:: Problem requirements ::
Extract every line of the material that holds the string "Period".

━━━━

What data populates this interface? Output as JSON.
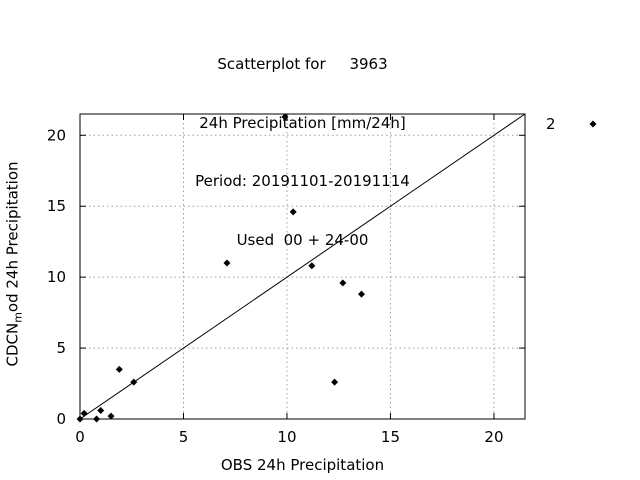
{
  "title": {
    "line1": "Scatterplot for     3963",
    "line2": "24h Precipitation [mm/24h]",
    "line3": "Period: 20191101-20191114",
    "line4": "Used  00 + 24-00"
  },
  "axes": {
    "ylabel_prefix": "CDCN",
    "ylabel_sub": "m",
    "ylabel_suffix": "od 24h Precipitation",
    "xlabel": "OBS 24h Precipitation"
  },
  "legend": {
    "label": "2",
    "placement": "top-right, outside plot"
  },
  "colors": {
    "points": "#000000",
    "grid": "#a0a0a0",
    "frame": "#000000",
    "diagonal": "#000000"
  },
  "chart_data": {
    "type": "scatter",
    "title": "Scatterplot for 3963 / 24h Precipitation [mm/24h] / Period: 20191101-20191114 / Used 00 + 24-00",
    "xlabel": "OBS 24h Precipitation",
    "ylabel": "CDCN_mod 24h Precipitation",
    "xlim": [
      0,
      21.5
    ],
    "ylim": [
      0,
      21.5
    ],
    "xticks": [
      0,
      5,
      10,
      15,
      20
    ],
    "yticks": [
      0,
      5,
      10,
      15,
      20
    ],
    "grid": true,
    "reference_line": "y = x",
    "series": [
      {
        "name": "2",
        "marker": "diamond",
        "x": [
          0.0,
          0.2,
          0.8,
          1.0,
          1.5,
          1.9,
          2.6,
          7.1,
          9.9,
          10.3,
          11.2,
          12.3,
          12.7,
          13.6
        ],
        "y": [
          0.0,
          0.4,
          0.0,
          0.6,
          0.2,
          3.5,
          2.6,
          11.0,
          21.3,
          14.6,
          10.8,
          2.6,
          9.6,
          8.8
        ]
      }
    ]
  }
}
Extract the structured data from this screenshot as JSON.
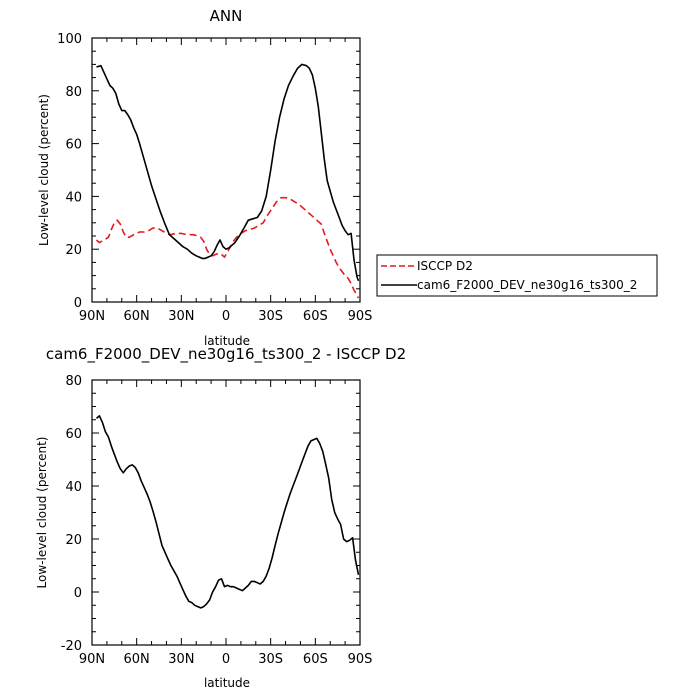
{
  "chart_data": [
    {
      "type": "line",
      "title": "ANN",
      "xlabel": "latitude",
      "ylabel": "Low-level cloud (percent)",
      "xticks": [
        -90,
        -60,
        -30,
        0,
        30,
        60,
        90
      ],
      "xticklabels": [
        "90N",
        "60N",
        "30N",
        "0",
        "30S",
        "60S",
        "90S"
      ],
      "xlim": [
        -90,
        90
      ],
      "ylim": [
        0,
        100
      ],
      "yticks": [
        0,
        20,
        40,
        60,
        80,
        100
      ],
      "grid": false,
      "legend_position": "right",
      "series": [
        {
          "name": "ISCCP D2",
          "color": "#e41a1c",
          "dash": "dashed",
          "x": [
            -87,
            -85,
            -82,
            -79,
            -77,
            -75,
            -73,
            -71,
            -69,
            -67,
            -65,
            -62,
            -58,
            -55,
            -52,
            -49,
            -46,
            -43,
            -40,
            -37,
            -34,
            -30,
            -26,
            -22,
            -19,
            -17,
            -15,
            -13,
            -11,
            -9,
            -7,
            -5,
            -3,
            -1,
            1,
            3,
            5,
            7,
            10,
            13,
            16,
            19,
            22,
            25,
            28,
            31,
            34,
            37,
            40,
            43,
            46,
            49,
            52,
            55,
            58,
            61,
            64,
            66,
            68,
            70,
            72,
            74,
            76,
            78,
            80,
            82,
            84,
            86,
            88,
            89
          ],
          "y": [
            23.5,
            22.5,
            23.5,
            24.5,
            27.5,
            30,
            31,
            29.5,
            26.5,
            24.5,
            24.5,
            25.5,
            26.5,
            26.5,
            27,
            28,
            28,
            27,
            26,
            25.5,
            26,
            26,
            25.5,
            25.5,
            25,
            24.5,
            23,
            20,
            18,
            17.5,
            18,
            18.5,
            18,
            17,
            19,
            21,
            23,
            24.5,
            26,
            27,
            27.5,
            28,
            29,
            30,
            33,
            35.5,
            38,
            39.5,
            39.5,
            39,
            38,
            37,
            35.5,
            34,
            32.5,
            31,
            29.5,
            26,
            23,
            20,
            17.5,
            15,
            13,
            11.5,
            10,
            9,
            7,
            4.5,
            2.5,
            1.5
          ]
        },
        {
          "name": "cam6_F2000_DEV_ne30g16_ts300_2",
          "color": "#000000",
          "dash": "solid",
          "x": [
            -87,
            -84,
            -82,
            -80,
            -78,
            -76,
            -74,
            -72,
            -70,
            -68,
            -66,
            -64,
            -62,
            -60,
            -58,
            -56,
            -54,
            -52,
            -50,
            -47,
            -44,
            -41,
            -38,
            -35,
            -32,
            -29,
            -26,
            -23,
            -20,
            -18,
            -16,
            -14,
            -12,
            -10,
            -8,
            -6,
            -4,
            -2,
            0,
            2,
            4,
            6,
            9,
            12,
            15,
            18,
            21,
            24,
            27,
            30,
            33,
            36,
            39,
            42,
            45,
            48,
            51,
            54,
            56,
            58,
            60,
            62,
            64,
            66,
            68,
            70,
            72,
            74,
            76,
            78,
            80,
            82,
            84,
            86,
            88,
            89
          ],
          "y": [
            89,
            89.5,
            87,
            84.5,
            82,
            81,
            79,
            75,
            72.5,
            72.5,
            71,
            69,
            66,
            63.5,
            60,
            56,
            52,
            48,
            44,
            39,
            34,
            29.5,
            25.5,
            24,
            22.5,
            21,
            20,
            18.5,
            17.5,
            17,
            16.5,
            16.5,
            17,
            17.5,
            19,
            21.5,
            23.5,
            21,
            20,
            20.5,
            21.5,
            22.5,
            25,
            28,
            31,
            31.5,
            32,
            34.5,
            40,
            50,
            61,
            70,
            77,
            82,
            85.5,
            88.5,
            90,
            89.5,
            88.5,
            86,
            81,
            74,
            64,
            54,
            46,
            42,
            38,
            35,
            32,
            29,
            27,
            25.5,
            26,
            16,
            9.5,
            8
          ]
        }
      ]
    },
    {
      "type": "line",
      "title": "cam6_F2000_DEV_ne30g16_ts300_2 - ISCCP D2",
      "xlabel": "latitude",
      "ylabel": "Low-level cloud (percent)",
      "xticks": [
        -90,
        -60,
        -30,
        0,
        30,
        60,
        90
      ],
      "xticklabels": [
        "90N",
        "60N",
        "30N",
        "0",
        "30S",
        "60S",
        "90S"
      ],
      "xlim": [
        -90,
        90
      ],
      "ylim": [
        -20,
        80
      ],
      "yticks": [
        -20,
        0,
        20,
        40,
        60,
        80
      ],
      "grid": false,
      "series": [
        {
          "color": "#000000",
          "dash": "solid",
          "x": [
            -87,
            -85,
            -83,
            -81,
            -79,
            -77,
            -75,
            -73,
            -71,
            -69,
            -67,
            -65,
            -63,
            -61,
            -59,
            -57,
            -55,
            -53,
            -51,
            -49,
            -47,
            -45,
            -43,
            -41,
            -39,
            -37,
            -35,
            -33,
            -31,
            -29,
            -27,
            -25,
            -23,
            -21,
            -19,
            -17,
            -15,
            -13,
            -11,
            -9,
            -7,
            -5,
            -3,
            -1,
            1,
            3,
            5,
            7,
            9,
            11,
            13,
            15,
            17,
            19,
            21,
            23,
            25,
            27,
            29,
            31,
            33,
            35,
            37,
            39,
            41,
            43,
            45,
            47,
            49,
            51,
            53,
            55,
            57,
            59,
            61,
            63,
            65,
            67,
            69,
            71,
            73,
            75,
            77,
            79,
            81,
            83,
            85,
            87,
            89
          ],
          "y": [
            65.5,
            66.5,
            64,
            60.5,
            58.5,
            55,
            52,
            49,
            46.5,
            45,
            46.5,
            47.5,
            48,
            47,
            45,
            42,
            39.5,
            37,
            34,
            30.5,
            26.5,
            22,
            17.5,
            15,
            12.5,
            10,
            8,
            6,
            3.5,
            1,
            -1.5,
            -3.5,
            -4,
            -5,
            -5.5,
            -6,
            -5.5,
            -4.5,
            -3,
            0,
            2,
            4.5,
            5,
            2,
            2.5,
            2,
            2,
            1.5,
            1,
            0.5,
            1.5,
            2.5,
            4,
            4,
            3.5,
            3,
            4,
            6,
            9,
            13,
            17.5,
            22,
            26,
            30,
            33.5,
            37,
            40,
            43,
            46,
            49,
            52,
            55,
            57,
            57.5,
            58,
            56,
            53,
            48,
            43,
            35,
            30,
            27.5,
            25.5,
            20,
            19,
            19.5,
            20.5,
            12,
            6.5
          ]
        }
      ]
    }
  ]
}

━━━━

:: Result ::
    "line3": "Period: 20191101-20191114",
    "title": "Scatterplot for 3963 / 24h Precipitation [mm/24h] / Period: 20191101-20191114 / Used 00 + 24-00",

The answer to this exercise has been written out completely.